Problem to solve. Answer with nothing except the number of lines that contain the word "Analyze".

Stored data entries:
--
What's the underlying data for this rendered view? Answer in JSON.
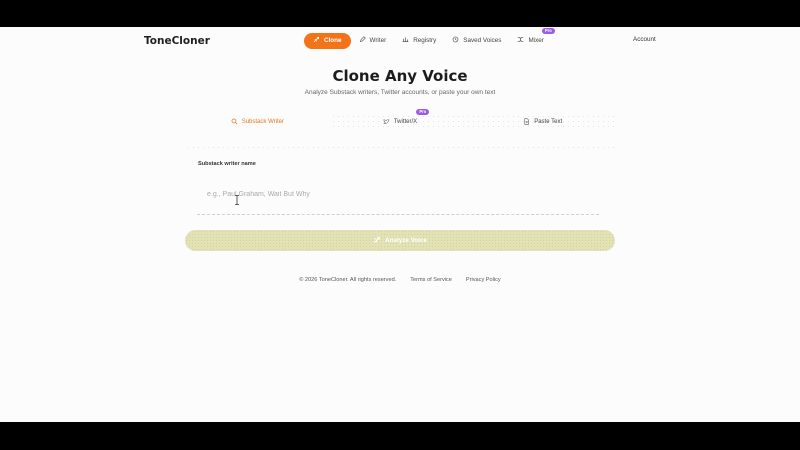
{
  "app": {
    "brand": "ToneCloner"
  },
  "nav": {
    "items": [
      {
        "label": "Clone",
        "icon": "clone-icon",
        "active": true
      },
      {
        "label": "Writer",
        "icon": "pen-icon"
      },
      {
        "label": "Registry",
        "icon": "registry-icon"
      },
      {
        "label": "Saved Voices",
        "icon": "history-icon"
      },
      {
        "label": "Mixer",
        "icon": "shuffle-icon",
        "badge": "Pro"
      }
    ],
    "account": "Account"
  },
  "hero": {
    "title": "Clone Any Voice",
    "subtitle": "Analyze Substack writers, Twitter accounts, or paste your own text"
  },
  "source_tabs": [
    {
      "label": "Substack Writer",
      "icon": "search-icon",
      "active": true
    },
    {
      "label": "Twitter/X",
      "icon": "twitter-icon",
      "badge": "Pro"
    },
    {
      "label": "Paste Text",
      "icon": "document-icon"
    }
  ],
  "form": {
    "label": "Substack writer name",
    "placeholder": "e.g., Paul Graham, Wait But Why",
    "value": "",
    "submit_label": "Analyze Voice"
  },
  "footer": {
    "copyright": "© 2026 ToneCloner. All rights reserved.",
    "links": [
      "Terms of Service",
      "Privacy Policy"
    ]
  },
  "colors": {
    "accent": "#f27318",
    "pro_badge": "#9a5ce6",
    "button_disabled": "#e2e2b6"
  }
}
--
Complete answer. 2